• [Items from a data source]
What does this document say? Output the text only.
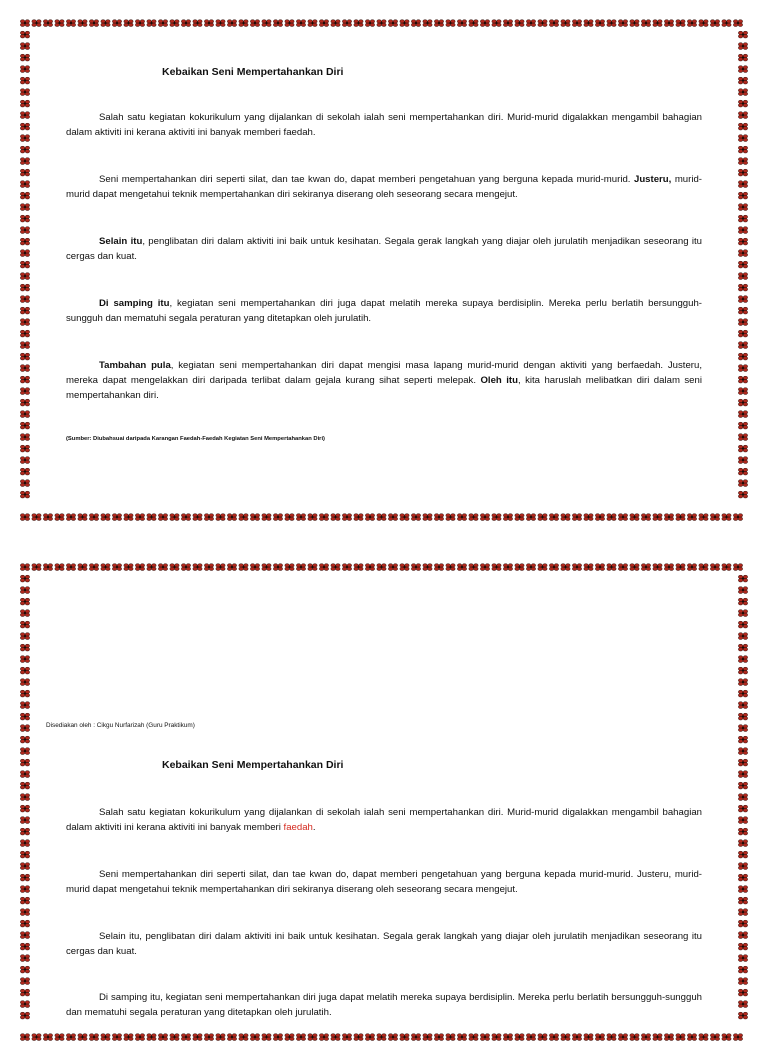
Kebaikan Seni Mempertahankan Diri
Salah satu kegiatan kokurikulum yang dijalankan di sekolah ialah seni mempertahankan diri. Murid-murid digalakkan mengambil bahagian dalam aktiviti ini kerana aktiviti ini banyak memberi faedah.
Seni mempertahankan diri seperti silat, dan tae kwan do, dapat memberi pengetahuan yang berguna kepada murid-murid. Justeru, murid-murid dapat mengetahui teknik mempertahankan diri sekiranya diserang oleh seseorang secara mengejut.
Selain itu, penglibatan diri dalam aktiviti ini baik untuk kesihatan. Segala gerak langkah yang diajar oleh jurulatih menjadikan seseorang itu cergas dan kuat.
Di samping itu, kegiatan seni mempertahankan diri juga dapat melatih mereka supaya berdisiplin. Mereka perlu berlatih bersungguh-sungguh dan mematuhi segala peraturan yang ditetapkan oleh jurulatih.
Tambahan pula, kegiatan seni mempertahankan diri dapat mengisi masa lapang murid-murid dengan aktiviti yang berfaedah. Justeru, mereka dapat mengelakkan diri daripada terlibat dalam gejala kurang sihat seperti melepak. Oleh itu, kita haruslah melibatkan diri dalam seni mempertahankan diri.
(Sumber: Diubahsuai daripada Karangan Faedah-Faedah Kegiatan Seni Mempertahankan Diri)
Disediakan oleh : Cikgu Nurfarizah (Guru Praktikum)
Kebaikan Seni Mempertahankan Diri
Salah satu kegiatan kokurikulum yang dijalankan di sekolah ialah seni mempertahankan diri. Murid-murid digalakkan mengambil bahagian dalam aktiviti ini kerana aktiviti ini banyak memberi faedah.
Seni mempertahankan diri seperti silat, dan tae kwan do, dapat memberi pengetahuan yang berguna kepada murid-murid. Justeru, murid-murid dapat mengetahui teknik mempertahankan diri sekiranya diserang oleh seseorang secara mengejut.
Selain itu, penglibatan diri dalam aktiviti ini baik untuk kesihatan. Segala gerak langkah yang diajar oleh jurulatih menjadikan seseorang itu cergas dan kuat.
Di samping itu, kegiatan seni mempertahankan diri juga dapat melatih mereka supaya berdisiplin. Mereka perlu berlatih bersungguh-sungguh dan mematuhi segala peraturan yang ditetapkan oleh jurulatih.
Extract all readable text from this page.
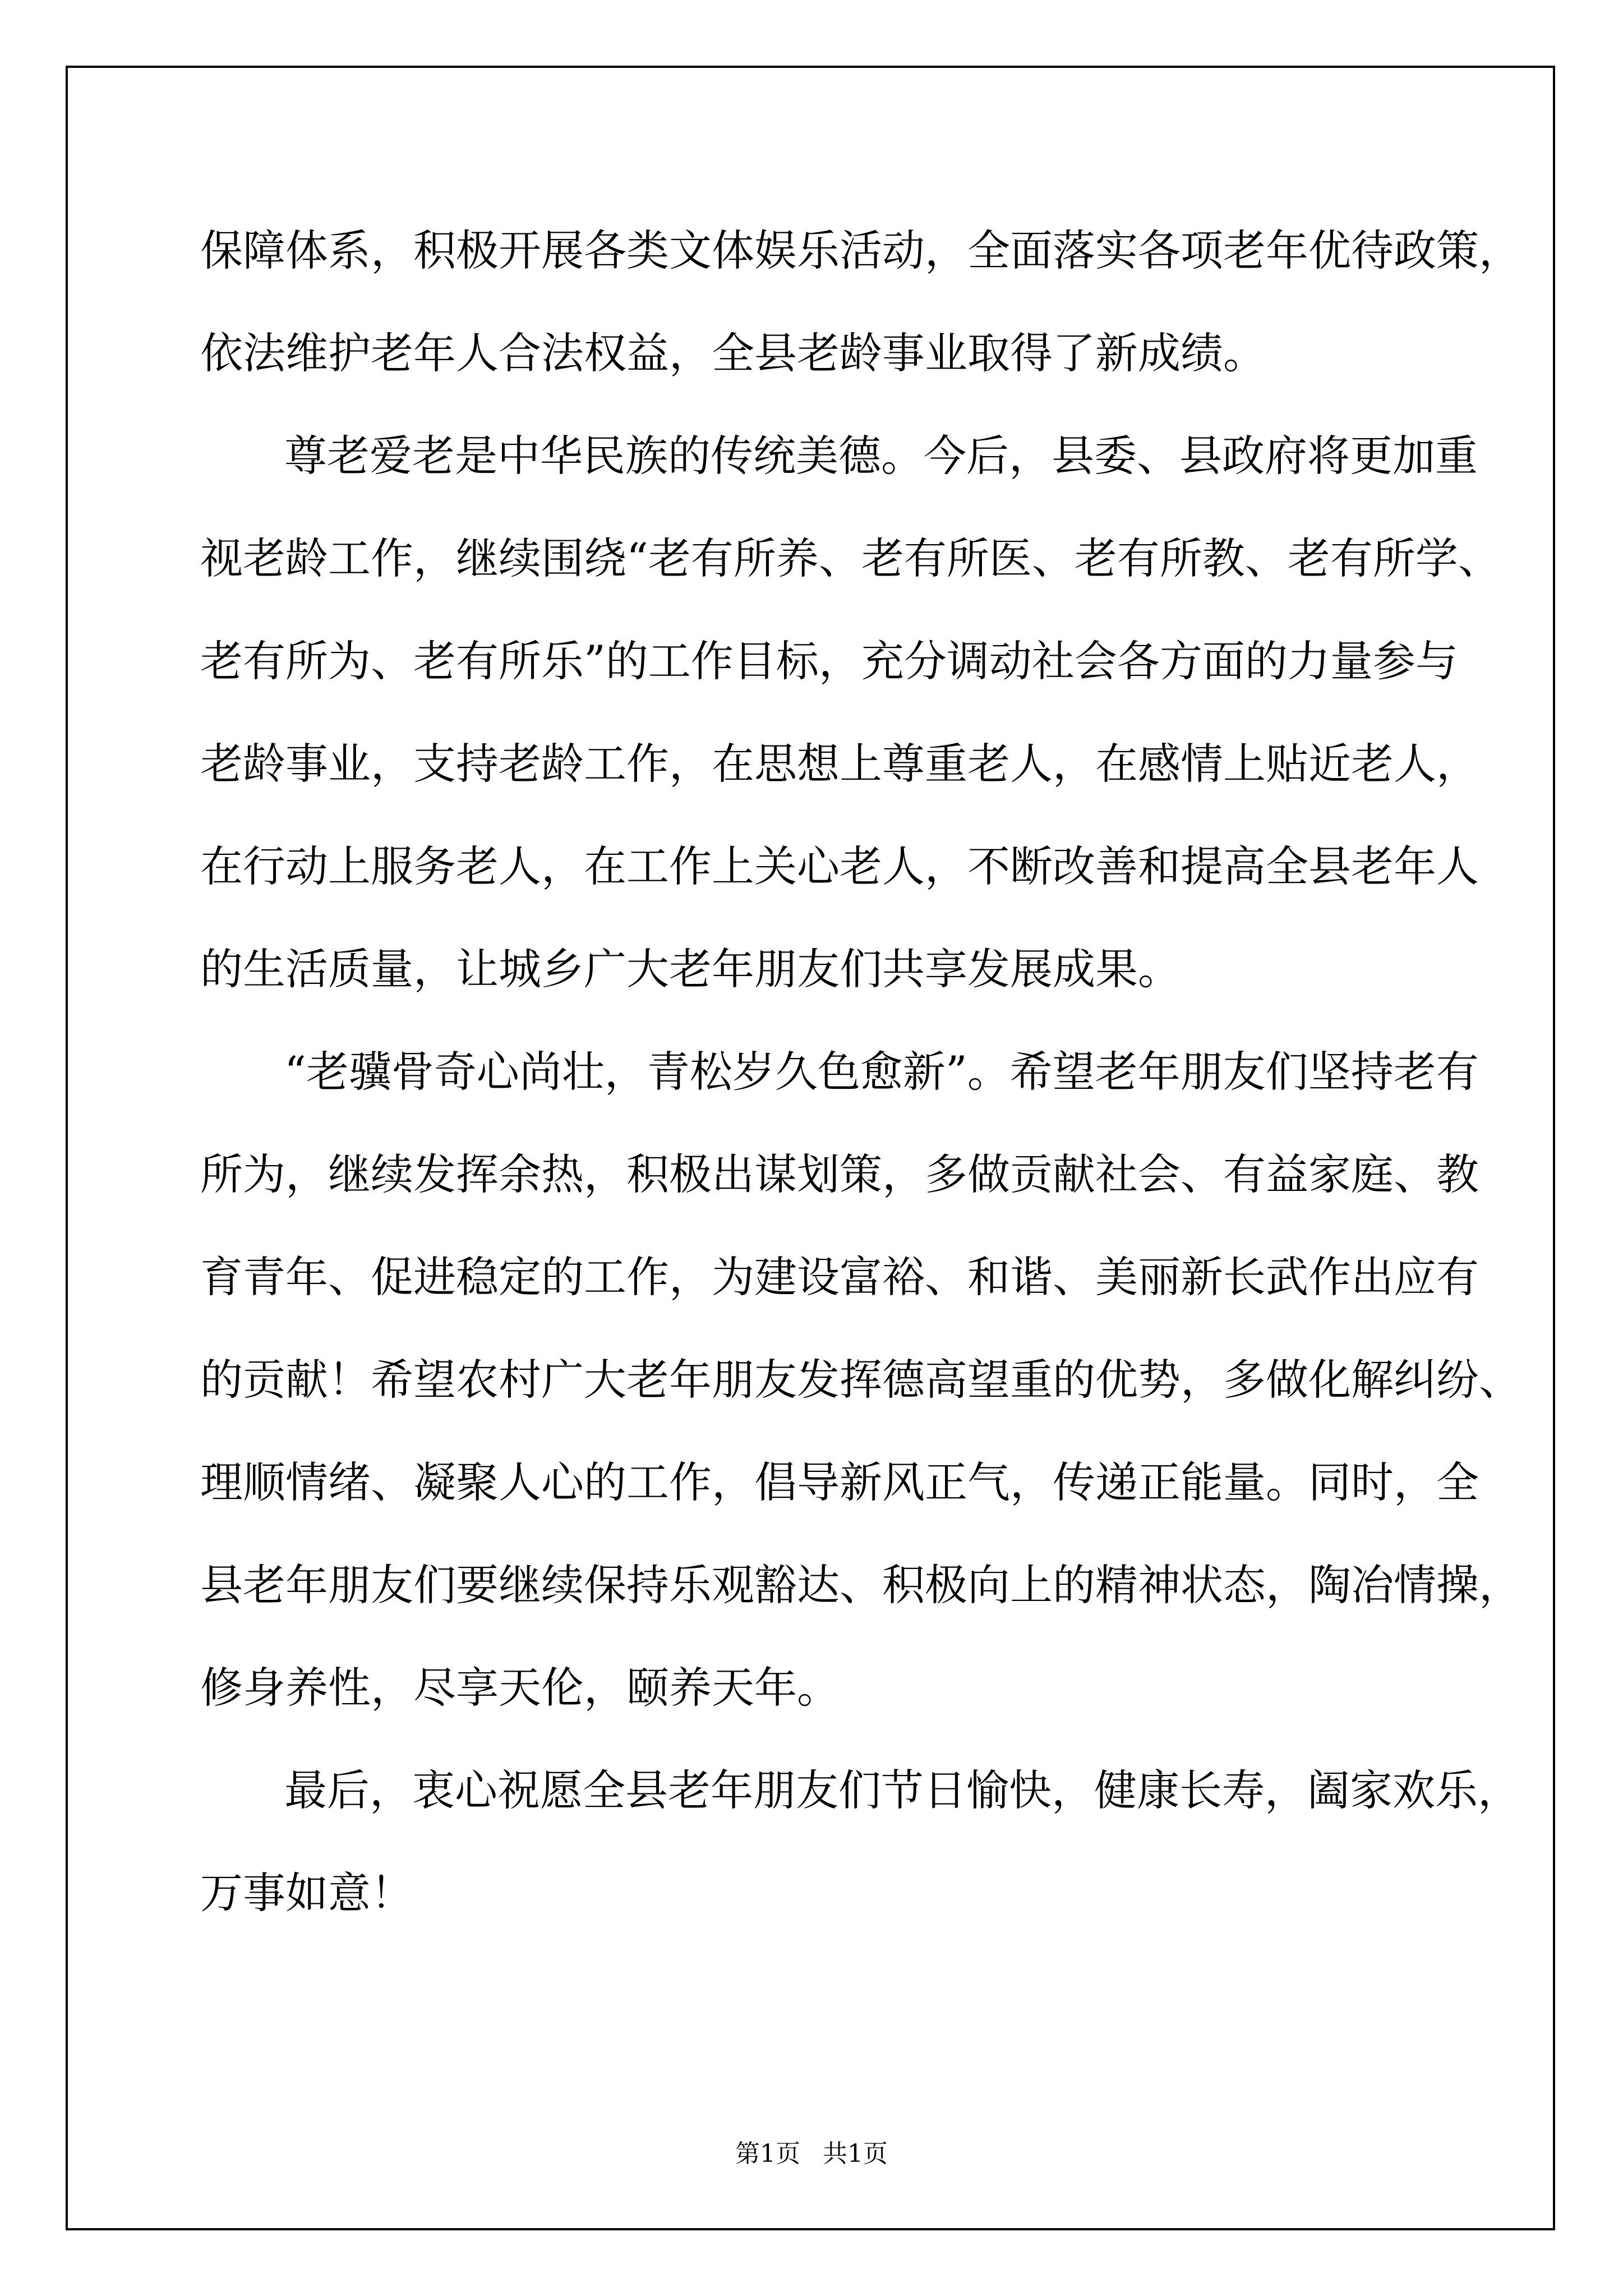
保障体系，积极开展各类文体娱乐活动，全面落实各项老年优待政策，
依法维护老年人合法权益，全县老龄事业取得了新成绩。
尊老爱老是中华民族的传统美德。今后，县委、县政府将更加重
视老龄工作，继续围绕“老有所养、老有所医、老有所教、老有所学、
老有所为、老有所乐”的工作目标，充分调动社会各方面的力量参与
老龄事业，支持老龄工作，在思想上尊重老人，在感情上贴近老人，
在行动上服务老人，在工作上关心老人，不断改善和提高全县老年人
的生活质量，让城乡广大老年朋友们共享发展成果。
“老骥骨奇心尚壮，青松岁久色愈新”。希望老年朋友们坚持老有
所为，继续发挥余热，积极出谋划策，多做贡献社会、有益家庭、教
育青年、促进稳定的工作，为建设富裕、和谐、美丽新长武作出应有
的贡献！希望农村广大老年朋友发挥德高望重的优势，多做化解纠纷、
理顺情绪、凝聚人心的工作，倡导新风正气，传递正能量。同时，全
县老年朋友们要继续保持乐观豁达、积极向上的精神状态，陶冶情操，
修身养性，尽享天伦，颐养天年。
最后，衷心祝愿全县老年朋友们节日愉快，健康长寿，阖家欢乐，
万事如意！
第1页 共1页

• [INSTRUCTIONS FOR THE TASK]
Only the lines from the line with "Extract all readable text from this page." to the end of the records should be repeated, exactly and without pictures.

• [ANSWER TO THIS PROBLEM]
Extract all readable text from this page.
保障体系，积极开展各类文体娱乐活动，全面落实各项老年优待政策，
依法维护老年人合法权益，全县老龄事业取得了新成绩。
尊老爱老是中华民族的传统美德。今后，县委、县政府将更加重
视老龄工作，继续围绕“老有所养、老有所医、老有所教、老有所学、
老有所为、老有所乐”的工作目标，充分调动社会各方面的力量参与
老龄事业，支持老龄工作，在思想上尊重老人，在感情上贴近老人，
在行动上服务老人，在工作上关心老人，不断改善和提高全县老年人
的生活质量，让城乡广大老年朋友们共享发展成果。
“老骥骨奇心尚壮，青松岁久色愈新”。希望老年朋友们坚持老有
所为，继续发挥余热，积极出谋划策，多做贡献社会、有益家庭、教
育青年、促进稳定的工作，为建设富裕、和谐、美丽新长武作出应有
的贡献！希望农村广大老年朋友发挥德高望重的优势，多做化解纠纷、
理顺情绪、凝聚人心的工作，倡导新风正气，传递正能量。同时，全
县老年朋友们要继续保持乐观豁达、积极向上的精神状态，陶冶情操，
修身养性，尽享天伦，颐养天年。
最后，衷心祝愿全县老年朋友们节日愉快，健康长寿，阖家欢乐，
万事如意！
第1页 共1页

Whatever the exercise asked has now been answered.